Short task: Say how many lines include the word "name". Reply with nothing but the number.
----
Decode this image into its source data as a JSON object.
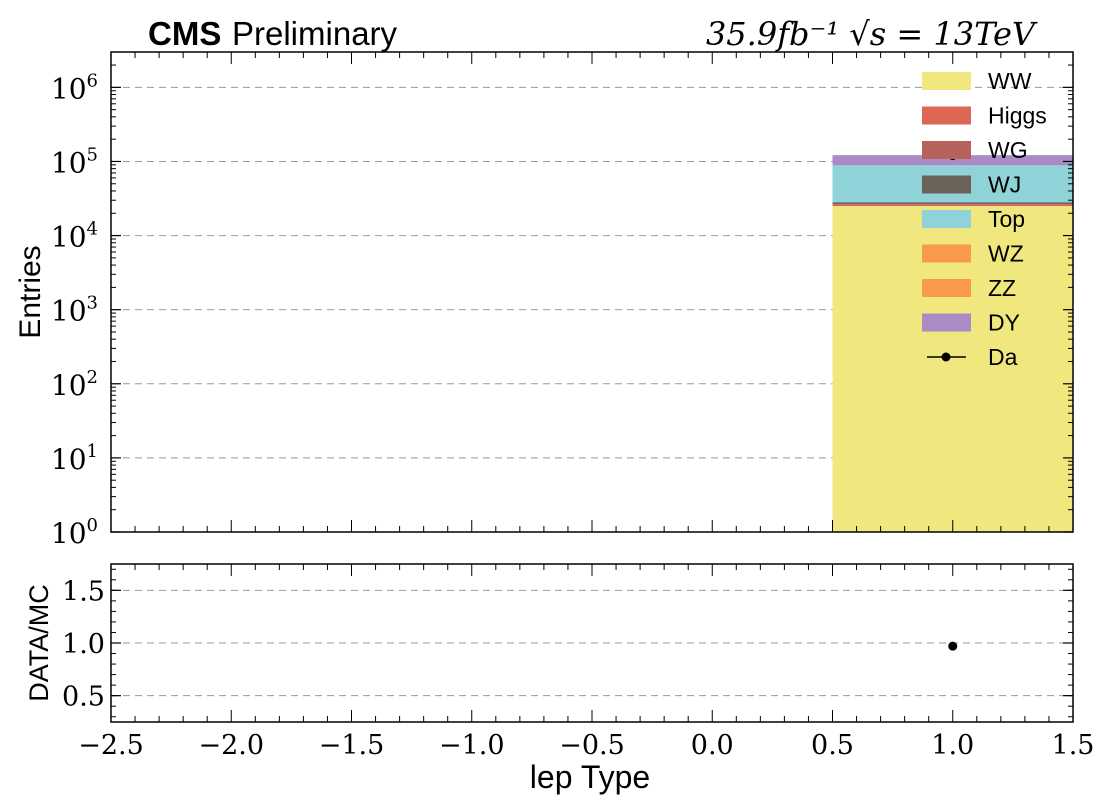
{
  "header": {
    "experiment": "CMS",
    "status": "Preliminary",
    "lumi_energy": "35.9fb⁻¹ √s = 13TeV"
  },
  "chart_data": [
    {
      "type": "bar",
      "stacked": true,
      "ylabel": "Entries",
      "yscale": "log",
      "ylim": [
        1,
        3000000
      ],
      "xlim": [
        -2.5,
        1.5
      ],
      "y_ticks": [
        {
          "base": "10",
          "exp": "0",
          "value": 1
        },
        {
          "base": "10",
          "exp": "1",
          "value": 10
        },
        {
          "base": "10",
          "exp": "2",
          "value": 100
        },
        {
          "base": "10",
          "exp": "3",
          "value": 1000
        },
        {
          "base": "10",
          "exp": "4",
          "value": 10000
        },
        {
          "base": "10",
          "exp": "5",
          "value": 100000
        },
        {
          "base": "10",
          "exp": "6",
          "value": 1000000
        }
      ],
      "grid": true,
      "bins": [
        {
          "low": 0.5,
          "high": 1.5
        }
      ],
      "series": [
        {
          "name": "WW",
          "color": "#f0e87f",
          "values": [
            25000
          ]
        },
        {
          "name": "Higgs",
          "color": "#dd6655",
          "values": [
            1000
          ]
        },
        {
          "name": "WG",
          "color": "#b6625a",
          "values": [
            700
          ]
        },
        {
          "name": "WJ",
          "color": "#6b6259",
          "values": [
            1500
          ]
        },
        {
          "name": "Top",
          "color": "#8fd3d8",
          "values": [
            60000
          ]
        },
        {
          "name": "WZ",
          "color": "#f89a4a",
          "values": [
            300
          ]
        },
        {
          "name": "ZZ",
          "color": "#f89a4a",
          "values": [
            150
          ]
        },
        {
          "name": "DY",
          "color": "#a98cc5",
          "values": [
            33000
          ]
        }
      ],
      "data": {
        "name": "Da",
        "x": [
          1.0
        ],
        "y": [
          120000
        ]
      },
      "legend_placement": "top-right"
    },
    {
      "type": "scatter",
      "ylabel": "DATA/MC",
      "xlabel": "lep Type",
      "ylim": [
        0.25,
        1.75
      ],
      "xlim": [
        -2.5,
        1.5
      ],
      "y_ticks": [
        "0.5",
        "1.0",
        "1.5"
      ],
      "x_ticks": [
        "−2.5",
        "−2.0",
        "−1.5",
        "−1.0",
        "−0.5",
        "0.0",
        "0.5",
        "1.0",
        "1.5"
      ],
      "grid": true,
      "points": [
        {
          "x": 1.0,
          "y": 0.97
        }
      ]
    }
  ]
}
----
Response to the exercise: 9